- Your objective:
Below are some records; write them all out again exactly.

- Records from a data collection:
⟨
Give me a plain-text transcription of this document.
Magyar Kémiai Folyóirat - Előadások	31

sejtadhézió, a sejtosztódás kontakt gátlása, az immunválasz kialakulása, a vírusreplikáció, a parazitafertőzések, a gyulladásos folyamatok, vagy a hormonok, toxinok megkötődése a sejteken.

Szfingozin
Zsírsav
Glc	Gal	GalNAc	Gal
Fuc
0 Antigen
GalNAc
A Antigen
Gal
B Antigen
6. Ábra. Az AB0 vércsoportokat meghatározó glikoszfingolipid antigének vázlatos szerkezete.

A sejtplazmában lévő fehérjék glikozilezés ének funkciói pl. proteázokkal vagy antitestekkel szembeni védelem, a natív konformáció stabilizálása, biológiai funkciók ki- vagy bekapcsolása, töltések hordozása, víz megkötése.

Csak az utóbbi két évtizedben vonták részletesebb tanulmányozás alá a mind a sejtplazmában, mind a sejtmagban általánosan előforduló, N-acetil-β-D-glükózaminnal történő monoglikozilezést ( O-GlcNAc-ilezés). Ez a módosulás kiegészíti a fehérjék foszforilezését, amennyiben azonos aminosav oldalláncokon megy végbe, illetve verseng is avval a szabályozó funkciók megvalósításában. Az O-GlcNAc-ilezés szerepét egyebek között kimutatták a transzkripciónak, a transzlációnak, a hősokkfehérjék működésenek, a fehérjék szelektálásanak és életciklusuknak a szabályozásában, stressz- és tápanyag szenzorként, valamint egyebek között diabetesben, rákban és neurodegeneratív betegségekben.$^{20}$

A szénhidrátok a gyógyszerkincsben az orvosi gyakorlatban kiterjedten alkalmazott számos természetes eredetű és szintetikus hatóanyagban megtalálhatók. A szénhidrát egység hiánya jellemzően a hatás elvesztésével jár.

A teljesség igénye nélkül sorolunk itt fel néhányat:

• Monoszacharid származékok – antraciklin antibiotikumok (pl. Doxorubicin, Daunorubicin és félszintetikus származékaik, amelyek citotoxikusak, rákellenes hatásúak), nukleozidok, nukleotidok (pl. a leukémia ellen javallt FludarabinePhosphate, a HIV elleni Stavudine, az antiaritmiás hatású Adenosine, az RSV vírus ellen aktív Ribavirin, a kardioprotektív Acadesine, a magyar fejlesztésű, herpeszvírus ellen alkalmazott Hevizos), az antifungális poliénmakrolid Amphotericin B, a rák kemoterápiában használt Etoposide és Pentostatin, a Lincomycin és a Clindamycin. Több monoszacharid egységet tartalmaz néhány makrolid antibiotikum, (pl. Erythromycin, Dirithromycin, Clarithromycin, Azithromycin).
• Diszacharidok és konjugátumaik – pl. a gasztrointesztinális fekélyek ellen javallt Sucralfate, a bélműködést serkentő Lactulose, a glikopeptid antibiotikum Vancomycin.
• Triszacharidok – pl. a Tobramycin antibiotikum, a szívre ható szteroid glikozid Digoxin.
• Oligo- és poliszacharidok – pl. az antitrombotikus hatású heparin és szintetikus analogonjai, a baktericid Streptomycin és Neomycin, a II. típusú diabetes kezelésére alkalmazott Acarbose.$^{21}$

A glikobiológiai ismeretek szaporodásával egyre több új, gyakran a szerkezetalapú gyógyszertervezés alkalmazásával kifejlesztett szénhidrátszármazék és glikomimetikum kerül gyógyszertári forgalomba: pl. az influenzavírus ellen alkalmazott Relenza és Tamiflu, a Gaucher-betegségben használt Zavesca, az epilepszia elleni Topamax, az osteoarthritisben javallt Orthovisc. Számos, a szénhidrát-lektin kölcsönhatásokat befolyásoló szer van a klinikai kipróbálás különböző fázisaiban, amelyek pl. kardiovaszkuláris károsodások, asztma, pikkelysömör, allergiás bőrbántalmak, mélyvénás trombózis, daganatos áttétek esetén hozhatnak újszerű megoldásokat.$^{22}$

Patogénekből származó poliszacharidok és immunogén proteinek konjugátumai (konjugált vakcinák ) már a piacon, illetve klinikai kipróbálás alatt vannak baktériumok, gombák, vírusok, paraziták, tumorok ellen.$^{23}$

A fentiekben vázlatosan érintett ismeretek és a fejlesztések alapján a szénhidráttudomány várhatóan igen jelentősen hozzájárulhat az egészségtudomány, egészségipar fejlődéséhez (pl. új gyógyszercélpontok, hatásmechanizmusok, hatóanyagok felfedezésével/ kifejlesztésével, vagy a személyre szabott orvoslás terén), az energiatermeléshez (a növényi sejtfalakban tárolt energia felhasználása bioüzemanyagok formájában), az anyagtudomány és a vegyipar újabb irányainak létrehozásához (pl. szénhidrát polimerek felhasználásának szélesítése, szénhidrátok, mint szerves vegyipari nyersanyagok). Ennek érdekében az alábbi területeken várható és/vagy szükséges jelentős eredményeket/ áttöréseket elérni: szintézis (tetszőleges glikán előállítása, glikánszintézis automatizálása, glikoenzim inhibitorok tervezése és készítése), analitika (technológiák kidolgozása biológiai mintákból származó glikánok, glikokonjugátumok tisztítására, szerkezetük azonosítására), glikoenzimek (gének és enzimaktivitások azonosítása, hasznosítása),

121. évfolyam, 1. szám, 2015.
⟩
- Completed task:
Give me a plain-text transcription of this document.
Magyar Kémiai Folyóirat - Előadások	31

sejtadhézió, a sejtosztódás kontakt gátlása, az immunválasz kialakulása, a vírusreplikáció, a parazitafertőzések, a gyulladásos folyamatok, vagy a hormonok, toxinok megkötődése a sejteken.

Szfingozin
Zsírsav
Glc	Gal	GalNAc	Gal
Fuc
0 Antigen
GalNAc
A Antigen
Gal
B Antigen
6. Ábra. Az AB0 vércsoportokat meghatározó glikoszfingolipid antigének vázlatos szerkezete.

A sejtplazmában lévő fehérjék glikozilezés ének funkciói pl. proteázokkal vagy antitestekkel szembeni védelem, a natív konformáció stabilizálása, biológiai funkciók ki- vagy bekapcsolása, töltések hordozása, víz megkötése.

Csak az utóbbi két évtizedben vonták részletesebb tanulmányozás alá a mind a sejtplazmában, mind a sejtmagban általánosan előforduló, N-acetil-β-D-glükózaminnal történő monoglikozilezést ( O-GlcNAc-ilezés). Ez a módosulás kiegészíti a fehérjék foszforilezését, amennyiben azonos aminosav oldalláncokon megy végbe, illetve verseng is avval a szabályozó funkciók megvalósításában. Az O-GlcNAc-ilezés szerepét egyebek között kimutatták a transzkripciónak, a transzlációnak, a hősokkfehérjék működésenek, a fehérjék szelektálásanak és életciklusuknak a szabályozásában, stressz- és tápanyag szenzorként, valamint egyebek között diabetesben, rákban és neurodegeneratív betegségekben.$^{20}$

A szénhidrátok a gyógyszerkincsben az orvosi gyakorlatban kiterjedten alkalmazott számos természetes eredetű és szintetikus hatóanyagban megtalálhatók. A szénhidrát egység hiánya jellemzően a hatás elvesztésével jár.

A teljesség igénye nélkül sorolunk itt fel néhányat:

• Monoszacharid származékok – antraciklin antibiotikumok (pl. Doxorubicin, Daunorubicin és félszintetikus származékaik, amelyek citotoxikusak, rákellenes hatásúak), nukleozidok, nukleotidok (pl. a leukémia ellen javallt FludarabinePhosphate, a HIV elleni Stavudine, az antiaritmiás hatású Adenosine, az RSV vírus ellen aktív Ribavirin, a kardioprotektív Acadesine, a magyar fejlesztésű, herpeszvírus ellen alkalmazott Hevizos), az antifungális poliénmakrolid Amphotericin B, a rák kemoterápiában használt Etoposide és Pentostatin, a Lincomycin és a Clindamycin. Több monoszacharid egységet tartalmaz néhány makrolid antibiotikum, (pl. Erythromycin, Dirithromycin, Clarithromycin, Azithromycin).
• Diszacharidok és konjugátumaik – pl. a gasztrointesztinális fekélyek ellen javallt Sucralfate, a bélműködést serkentő Lactulose, a glikopeptid antibiotikum Vancomycin.
• Triszacharidok – pl. a Tobramycin antibiotikum, a szívre ható szteroid glikozid Digoxin.
• Oligo- és poliszacharidok – pl. az antitrombotikus hatású heparin és szintetikus analogonjai, a baktericid Streptomycin és Neomycin, a II. típusú diabetes kezelésére alkalmazott Acarbose.$^{21}$

A glikobiológiai ismeretek szaporodásával egyre több új, gyakran a szerkezetalapú gyógyszertervezés alkalmazásával kifejlesztett szénhidrátszármazék és glikomimetikum kerül gyógyszertári forgalomba: pl. az influenzavírus ellen alkalmazott Relenza és Tamiflu, a Gaucher-betegségben használt Zavesca, az epilepszia elleni Topamax, az osteoarthritisben javallt Orthovisc. Számos, a szénhidrát-lektin kölcsönhatásokat befolyásoló szer van a klinikai kipróbálás különböző fázisaiban, amelyek pl. kardiovaszkuláris károsodások, asztma, pikkelysömör, allergiás bőrbántalmak, mélyvénás trombózis, daganatos áttétek esetén hozhatnak újszerű megoldásokat.$^{22}$

Patogénekből származó poliszacharidok és immunogén proteinek konjugátumai (konjugált vakcinák ) már a piacon, illetve klinikai kipróbálás alatt vannak baktériumok, gombák, vírusok, paraziták, tumorok ellen.$^{23}$

A fentiekben vázlatosan érintett ismeretek és a fejlesztések alapján a szénhidráttudomány várhatóan igen jelentősen hozzájárulhat az egészségtudomány, egészségipar fejlődéséhez (pl. új gyógyszercélpontok, hatásmechanizmusok, hatóanyagok felfedezésével/ kifejlesztésével, vagy a személyre szabott orvoslás terén), az energiatermeléshez (a növényi sejtfalakban tárolt energia felhasználása bioüzemanyagok formájában), az anyagtudomány és a vegyipar újabb irányainak létrehozásához (pl. szénhidrát polimerek felhasználásának szélesítése, szénhidrátok, mint szerves vegyipari nyersanyagok). Ennek érdekében az alábbi területeken várható és/vagy szükséges jelentős eredményeket/ áttöréseket elérni: szintézis (tetszőleges glikán előállítása, glikánszintézis automatizálása, glikoenzim inhibitorok tervezése és készítése), analitika (technológiák kidolgozása biológiai mintákból származó glikánok, glikokonjugátumok tisztítására, szerkezetük azonosítására), glikoenzimek (gének és enzimaktivitások azonosítása, hasznosítása),

121. évfolyam, 1. szám, 2015.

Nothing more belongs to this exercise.